• _Given instruction 1_:
Answer these from the text about car buying sites:
(a) In what year was Autotrader founded?
(b) Where is Carvana headquartered?
(c) How many cars did the Carvana website have in stock as of the writing?

Autotrader is also one of the best online car buying sites out there. Founded in 1997, this online marketplace aggregates new, used, as well as certified second-hand cars from dealers and private sellers.

The website allows you to research as well as compare cars by searching for the body type, price, mileage, and a lot more other criteria. Autotrader comes with Lifestyle Centers that allow its customers to locate vehicles that meet their needs and preferences and compare them side by side.

Over the years of its existence, the company has earned several awards and recognitions from different organizations. This includes a recognition from J.D. Power & Associates, Information Week, as well as Dealers’ Choice Diamond Awards.


We find the Autotrader’s website very modern and sleek. It comes with bells and whistles, which is already expected by industry leaders.

One feature that really stands out for us is the integration of its homepage with Kelly Blue Book as it allows users to get an offer on their old vehicle while using the site.

Browsing is not a problem with the Autotrader website. You can browse cars and other vehicle types by location, price, trim packages, and many other variables.

If you are particularly looking for a new vehicle, the Autotrader website provides ample research as well as helpful information that you may need.

Unlike other car buying sites, most of Autotrader’s sellers are dealers instead of private sellers. Thus, expect to talk to sellers with a high level of professionalism.


Sometimes, too much information can get overwhelming especially if you do not know how to narrow your filters, or you do not know exactly what you are looking for in a vehicle.

Another thing we noticed is that finding financing information is quite a challenge.


Carvana lets you pick up a car from an eerie but “futuristic vending machine”. Sounds interesting, right?

Well, that is exactly what a Carvana experience is all about.

Founded just recently, in 2012 to be exact, Carvana was reported to be the fastest-growing used car dealer in the country today.

The company, which is headquartered in Tempe, Arizona, has gained popularity because of its multi-story Car Vending Machine.

As of this writing, the Carvana website has over 23,000 cars in stock. Each of these cars comes with their own Carfax history report, which is very important for every buyer.

All cars being sold by Carvana are stored in reconditioning centers. All of the cars were inspected and certified. The centers, however, are not open to the public.

Search online from their thousands of car options, and once you have picked your car, Carvana will deliver it right at your doorstep, or you can pick it up yourself at a car vending machine.

• _Task material_:
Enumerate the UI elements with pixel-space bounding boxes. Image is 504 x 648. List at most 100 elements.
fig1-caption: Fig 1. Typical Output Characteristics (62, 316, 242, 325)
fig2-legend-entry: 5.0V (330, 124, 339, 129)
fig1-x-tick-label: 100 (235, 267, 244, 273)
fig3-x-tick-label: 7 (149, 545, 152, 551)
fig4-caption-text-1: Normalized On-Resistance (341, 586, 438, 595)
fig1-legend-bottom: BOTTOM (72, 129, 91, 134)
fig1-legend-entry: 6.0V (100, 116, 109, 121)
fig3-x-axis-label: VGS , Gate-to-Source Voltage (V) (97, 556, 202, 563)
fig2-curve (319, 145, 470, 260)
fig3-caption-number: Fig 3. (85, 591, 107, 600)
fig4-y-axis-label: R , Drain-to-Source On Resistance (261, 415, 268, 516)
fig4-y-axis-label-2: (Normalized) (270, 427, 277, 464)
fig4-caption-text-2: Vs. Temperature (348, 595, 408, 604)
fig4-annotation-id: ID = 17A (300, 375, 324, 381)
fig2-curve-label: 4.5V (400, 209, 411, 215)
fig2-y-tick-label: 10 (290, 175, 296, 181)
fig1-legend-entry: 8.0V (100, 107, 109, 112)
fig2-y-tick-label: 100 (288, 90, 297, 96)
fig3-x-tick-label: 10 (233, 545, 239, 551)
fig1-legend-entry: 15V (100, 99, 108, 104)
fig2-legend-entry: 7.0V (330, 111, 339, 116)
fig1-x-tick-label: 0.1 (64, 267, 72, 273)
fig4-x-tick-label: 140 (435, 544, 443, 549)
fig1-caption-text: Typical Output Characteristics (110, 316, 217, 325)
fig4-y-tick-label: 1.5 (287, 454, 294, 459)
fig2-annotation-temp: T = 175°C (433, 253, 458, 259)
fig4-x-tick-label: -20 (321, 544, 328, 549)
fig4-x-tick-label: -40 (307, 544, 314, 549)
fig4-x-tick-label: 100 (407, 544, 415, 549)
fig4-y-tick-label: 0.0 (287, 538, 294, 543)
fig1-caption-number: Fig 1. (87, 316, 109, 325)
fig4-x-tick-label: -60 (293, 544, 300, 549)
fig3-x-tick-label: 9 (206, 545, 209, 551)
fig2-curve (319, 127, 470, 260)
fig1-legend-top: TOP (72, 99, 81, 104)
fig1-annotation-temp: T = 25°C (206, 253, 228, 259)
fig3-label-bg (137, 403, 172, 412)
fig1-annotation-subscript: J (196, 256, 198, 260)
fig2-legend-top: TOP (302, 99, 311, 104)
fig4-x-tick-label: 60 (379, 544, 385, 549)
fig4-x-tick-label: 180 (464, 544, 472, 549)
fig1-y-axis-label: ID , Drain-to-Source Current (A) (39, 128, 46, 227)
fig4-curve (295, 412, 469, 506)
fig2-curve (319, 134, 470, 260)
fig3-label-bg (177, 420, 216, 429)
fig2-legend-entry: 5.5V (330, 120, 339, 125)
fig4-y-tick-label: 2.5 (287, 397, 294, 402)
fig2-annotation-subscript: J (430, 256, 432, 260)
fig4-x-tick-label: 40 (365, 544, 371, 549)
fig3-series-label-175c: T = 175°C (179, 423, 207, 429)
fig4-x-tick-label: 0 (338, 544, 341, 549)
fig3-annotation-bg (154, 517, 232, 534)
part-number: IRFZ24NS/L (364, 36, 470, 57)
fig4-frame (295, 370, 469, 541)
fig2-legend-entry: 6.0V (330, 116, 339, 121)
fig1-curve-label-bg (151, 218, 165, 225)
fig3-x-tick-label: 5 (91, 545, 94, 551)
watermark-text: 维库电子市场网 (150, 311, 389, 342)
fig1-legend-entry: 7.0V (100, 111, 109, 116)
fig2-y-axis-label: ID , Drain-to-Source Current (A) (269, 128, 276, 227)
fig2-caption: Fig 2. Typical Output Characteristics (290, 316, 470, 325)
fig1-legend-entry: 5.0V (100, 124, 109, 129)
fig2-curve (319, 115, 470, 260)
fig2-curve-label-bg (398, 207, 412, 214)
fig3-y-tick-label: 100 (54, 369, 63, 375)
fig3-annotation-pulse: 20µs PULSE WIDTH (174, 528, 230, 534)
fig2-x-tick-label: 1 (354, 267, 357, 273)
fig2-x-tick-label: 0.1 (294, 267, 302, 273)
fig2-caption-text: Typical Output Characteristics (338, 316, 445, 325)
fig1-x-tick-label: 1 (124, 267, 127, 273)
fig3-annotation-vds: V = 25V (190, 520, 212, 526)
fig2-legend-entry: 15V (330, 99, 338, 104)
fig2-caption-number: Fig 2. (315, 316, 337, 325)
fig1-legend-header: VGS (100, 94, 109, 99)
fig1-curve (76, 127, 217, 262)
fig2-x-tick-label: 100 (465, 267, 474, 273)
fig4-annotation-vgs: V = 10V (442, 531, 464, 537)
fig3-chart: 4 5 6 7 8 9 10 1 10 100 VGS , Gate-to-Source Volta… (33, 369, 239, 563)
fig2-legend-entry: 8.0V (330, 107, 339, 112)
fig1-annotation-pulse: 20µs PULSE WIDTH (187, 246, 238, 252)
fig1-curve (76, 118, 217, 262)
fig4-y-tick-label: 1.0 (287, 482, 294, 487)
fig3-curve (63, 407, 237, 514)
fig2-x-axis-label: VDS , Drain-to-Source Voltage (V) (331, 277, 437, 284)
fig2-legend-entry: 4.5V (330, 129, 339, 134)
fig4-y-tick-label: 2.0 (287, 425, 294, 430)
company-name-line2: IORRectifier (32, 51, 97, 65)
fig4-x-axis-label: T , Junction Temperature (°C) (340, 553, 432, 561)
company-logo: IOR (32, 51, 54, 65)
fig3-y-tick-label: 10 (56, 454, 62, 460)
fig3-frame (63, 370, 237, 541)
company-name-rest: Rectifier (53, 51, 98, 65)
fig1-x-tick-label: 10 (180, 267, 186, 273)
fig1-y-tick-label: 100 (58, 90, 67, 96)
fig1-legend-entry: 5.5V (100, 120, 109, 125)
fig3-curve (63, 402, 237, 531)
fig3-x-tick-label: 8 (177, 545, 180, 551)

• _Given instruction 2_:
Rewrite the entries from the first one through the line containing "fig3-x-tick-label: 10 (233, 545, 239, 551)", putting "Scaled" in place of "Normalized" and leaving everything else the same.

• _Problem solution 1_:
(a) 1997
(b) Tempe, Arizona
(c) Over 23,000

• _Problem solution 2_:
Enumerate the UI elements with pixel-space bounding boxes. Image is 504 x 648. List at most 100 elements.
fig1-caption: Fig 1. Typical Output Characteristics (62, 316, 242, 325)
fig2-legend-entry: 5.0V (330, 124, 339, 129)
fig1-x-tick-label: 100 (235, 267, 244, 273)
fig3-x-tick-label: 7 (149, 545, 152, 551)
fig4-caption-text-1: Scaled On-Resistance (341, 586, 438, 595)
fig1-legend-bottom: BOTTOM (72, 129, 91, 134)
fig1-legend-entry: 6.0V (100, 116, 109, 121)
fig3-x-axis-label: VGS , Gate-to-Source Voltage (V) (97, 556, 202, 563)
fig2-curve (319, 145, 470, 260)
fig3-caption-number: Fig 3. (85, 591, 107, 600)
fig4-y-axis-label: R , Drain-to-Source On Resistance (261, 415, 268, 516)
fig4-y-axis-label-2: (Scaled) (270, 427, 277, 464)
fig4-caption-text-2: Vs. Temperature (348, 595, 408, 604)
fig4-annotation-id: ID = 17A (300, 375, 324, 381)
fig2-curve-label: 4.5V (400, 209, 411, 215)
fig2-y-tick-label: 10 (290, 175, 296, 181)
fig1-legend-entry: 8.0V (100, 107, 109, 112)
fig2-y-tick-label: 100 (288, 90, 297, 96)
fig3-x-tick-label: 10 (233, 545, 239, 551)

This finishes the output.